Everything from the line containing "Give me the" down to the last line of the entries below must be transcribed exactly, and nothing else.
start DATA RECORDS
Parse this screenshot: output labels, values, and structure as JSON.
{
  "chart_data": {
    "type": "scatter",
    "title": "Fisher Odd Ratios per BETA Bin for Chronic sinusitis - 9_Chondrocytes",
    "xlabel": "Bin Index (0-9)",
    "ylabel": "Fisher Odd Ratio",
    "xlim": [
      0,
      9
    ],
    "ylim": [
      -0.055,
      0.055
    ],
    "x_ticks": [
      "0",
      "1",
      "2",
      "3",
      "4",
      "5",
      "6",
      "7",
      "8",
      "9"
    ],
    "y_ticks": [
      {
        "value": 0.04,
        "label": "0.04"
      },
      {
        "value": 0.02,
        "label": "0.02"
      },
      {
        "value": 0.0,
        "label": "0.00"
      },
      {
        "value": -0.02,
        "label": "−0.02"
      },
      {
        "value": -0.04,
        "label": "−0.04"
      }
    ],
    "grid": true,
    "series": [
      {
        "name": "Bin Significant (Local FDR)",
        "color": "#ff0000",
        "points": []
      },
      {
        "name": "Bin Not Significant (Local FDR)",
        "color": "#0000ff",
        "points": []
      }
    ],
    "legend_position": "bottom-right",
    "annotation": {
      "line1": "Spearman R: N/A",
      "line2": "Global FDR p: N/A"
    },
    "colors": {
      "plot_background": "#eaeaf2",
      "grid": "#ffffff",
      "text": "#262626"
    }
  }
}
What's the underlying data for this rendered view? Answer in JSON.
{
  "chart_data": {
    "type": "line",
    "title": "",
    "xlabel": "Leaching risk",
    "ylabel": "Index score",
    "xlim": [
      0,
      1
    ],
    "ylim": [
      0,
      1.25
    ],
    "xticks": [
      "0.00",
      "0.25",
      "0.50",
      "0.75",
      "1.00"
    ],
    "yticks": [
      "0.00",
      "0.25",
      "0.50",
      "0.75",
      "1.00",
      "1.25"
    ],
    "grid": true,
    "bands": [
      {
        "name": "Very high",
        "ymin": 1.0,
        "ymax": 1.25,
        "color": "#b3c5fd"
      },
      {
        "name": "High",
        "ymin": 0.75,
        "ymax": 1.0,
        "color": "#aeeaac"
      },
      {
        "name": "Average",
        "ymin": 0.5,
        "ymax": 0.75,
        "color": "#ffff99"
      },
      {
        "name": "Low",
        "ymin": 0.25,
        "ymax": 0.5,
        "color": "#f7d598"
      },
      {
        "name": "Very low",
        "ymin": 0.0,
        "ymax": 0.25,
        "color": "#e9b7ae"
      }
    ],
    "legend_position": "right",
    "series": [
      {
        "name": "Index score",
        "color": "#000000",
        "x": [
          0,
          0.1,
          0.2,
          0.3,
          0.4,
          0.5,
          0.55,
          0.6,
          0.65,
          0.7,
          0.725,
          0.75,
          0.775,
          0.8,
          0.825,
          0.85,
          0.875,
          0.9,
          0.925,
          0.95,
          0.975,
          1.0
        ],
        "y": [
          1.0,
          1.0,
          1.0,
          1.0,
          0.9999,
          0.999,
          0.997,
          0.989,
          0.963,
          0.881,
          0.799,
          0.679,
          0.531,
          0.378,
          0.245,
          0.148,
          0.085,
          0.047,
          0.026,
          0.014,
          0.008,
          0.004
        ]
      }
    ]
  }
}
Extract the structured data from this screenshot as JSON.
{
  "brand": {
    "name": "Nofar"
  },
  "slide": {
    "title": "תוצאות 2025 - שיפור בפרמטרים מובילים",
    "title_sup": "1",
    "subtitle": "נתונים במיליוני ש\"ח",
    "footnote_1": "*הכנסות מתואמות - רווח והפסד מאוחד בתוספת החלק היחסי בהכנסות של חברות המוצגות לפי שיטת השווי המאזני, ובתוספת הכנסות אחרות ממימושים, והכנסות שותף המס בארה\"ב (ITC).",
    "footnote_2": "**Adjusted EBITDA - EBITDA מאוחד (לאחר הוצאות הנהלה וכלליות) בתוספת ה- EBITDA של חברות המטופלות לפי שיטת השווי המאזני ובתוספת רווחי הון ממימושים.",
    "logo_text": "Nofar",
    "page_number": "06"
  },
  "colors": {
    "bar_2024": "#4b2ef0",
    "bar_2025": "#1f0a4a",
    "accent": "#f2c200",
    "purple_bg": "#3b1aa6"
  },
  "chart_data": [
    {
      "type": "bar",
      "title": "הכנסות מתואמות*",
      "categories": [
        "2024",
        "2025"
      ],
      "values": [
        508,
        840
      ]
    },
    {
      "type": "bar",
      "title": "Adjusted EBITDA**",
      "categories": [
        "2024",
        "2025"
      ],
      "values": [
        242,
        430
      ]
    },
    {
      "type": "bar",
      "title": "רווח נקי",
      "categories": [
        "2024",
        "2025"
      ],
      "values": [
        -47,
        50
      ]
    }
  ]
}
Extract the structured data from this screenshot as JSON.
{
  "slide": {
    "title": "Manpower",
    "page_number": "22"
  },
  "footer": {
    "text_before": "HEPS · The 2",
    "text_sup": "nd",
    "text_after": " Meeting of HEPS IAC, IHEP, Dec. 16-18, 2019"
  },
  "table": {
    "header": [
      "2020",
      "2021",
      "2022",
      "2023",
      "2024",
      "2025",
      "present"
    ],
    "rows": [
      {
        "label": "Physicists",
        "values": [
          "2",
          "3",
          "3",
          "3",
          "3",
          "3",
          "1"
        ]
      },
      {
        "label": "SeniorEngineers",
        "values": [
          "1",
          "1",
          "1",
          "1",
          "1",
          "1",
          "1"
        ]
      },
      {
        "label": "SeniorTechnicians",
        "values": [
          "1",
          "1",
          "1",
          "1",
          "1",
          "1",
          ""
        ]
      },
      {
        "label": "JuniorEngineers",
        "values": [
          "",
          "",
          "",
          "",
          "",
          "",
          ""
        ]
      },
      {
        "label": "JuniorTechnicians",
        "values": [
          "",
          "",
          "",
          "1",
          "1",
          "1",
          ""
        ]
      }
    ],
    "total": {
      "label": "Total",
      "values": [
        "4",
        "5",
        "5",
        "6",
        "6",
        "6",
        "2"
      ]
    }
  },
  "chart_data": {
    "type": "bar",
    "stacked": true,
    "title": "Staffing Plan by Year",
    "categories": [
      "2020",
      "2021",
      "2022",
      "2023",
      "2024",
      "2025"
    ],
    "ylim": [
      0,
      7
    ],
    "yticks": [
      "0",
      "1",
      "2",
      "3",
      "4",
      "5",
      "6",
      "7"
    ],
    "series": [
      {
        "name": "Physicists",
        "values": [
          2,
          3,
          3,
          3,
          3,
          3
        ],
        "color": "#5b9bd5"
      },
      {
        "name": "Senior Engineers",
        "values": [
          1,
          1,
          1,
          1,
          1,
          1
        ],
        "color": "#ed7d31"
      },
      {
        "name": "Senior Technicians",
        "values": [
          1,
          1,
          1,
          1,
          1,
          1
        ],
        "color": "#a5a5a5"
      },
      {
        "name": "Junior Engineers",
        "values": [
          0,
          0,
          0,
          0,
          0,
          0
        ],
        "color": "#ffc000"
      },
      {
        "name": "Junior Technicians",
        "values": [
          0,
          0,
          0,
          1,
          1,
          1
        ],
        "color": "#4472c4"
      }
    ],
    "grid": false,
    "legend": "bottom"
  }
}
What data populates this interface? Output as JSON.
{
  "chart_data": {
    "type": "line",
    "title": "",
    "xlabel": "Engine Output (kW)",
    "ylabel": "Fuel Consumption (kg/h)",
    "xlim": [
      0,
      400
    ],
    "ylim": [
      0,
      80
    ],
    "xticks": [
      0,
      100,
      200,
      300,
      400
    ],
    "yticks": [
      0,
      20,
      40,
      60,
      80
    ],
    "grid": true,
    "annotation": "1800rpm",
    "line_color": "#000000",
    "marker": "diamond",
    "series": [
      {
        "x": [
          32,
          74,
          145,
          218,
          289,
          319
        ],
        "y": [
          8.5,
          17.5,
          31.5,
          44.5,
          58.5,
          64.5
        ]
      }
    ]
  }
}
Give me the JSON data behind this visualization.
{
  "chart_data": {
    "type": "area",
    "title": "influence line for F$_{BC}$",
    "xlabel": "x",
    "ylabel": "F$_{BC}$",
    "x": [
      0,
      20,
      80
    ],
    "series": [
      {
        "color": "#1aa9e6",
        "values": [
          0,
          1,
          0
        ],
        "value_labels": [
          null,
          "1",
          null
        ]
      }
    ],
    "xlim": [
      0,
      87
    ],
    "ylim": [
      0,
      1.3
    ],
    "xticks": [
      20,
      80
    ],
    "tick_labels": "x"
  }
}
end DATA RECORDS
- **SOLVED PROBLEM**
Give me the JSON data behind this visualization.
{
  "chart_data": {
    "type": "area",
    "title": "influence line for F$_{BC}$",
    "xlabel": "x",
    "ylabel": "F$_{BC}$",
    "x": [
      0,
      20,
      80
    ],
    "series": [
      {
        "color": "#1aa9e6",
        "values": [
          0,
          1,
          0
        ],
        "value_labels": [
          null,
          "1",
          null
        ]
      }
    ],
    "xlim": [
      0,
      87
    ],
    "ylim": [
      0,
      1.3
    ],
    "xticks": [
      20,
      80
    ],
    "tick_labels": "x"
  }
}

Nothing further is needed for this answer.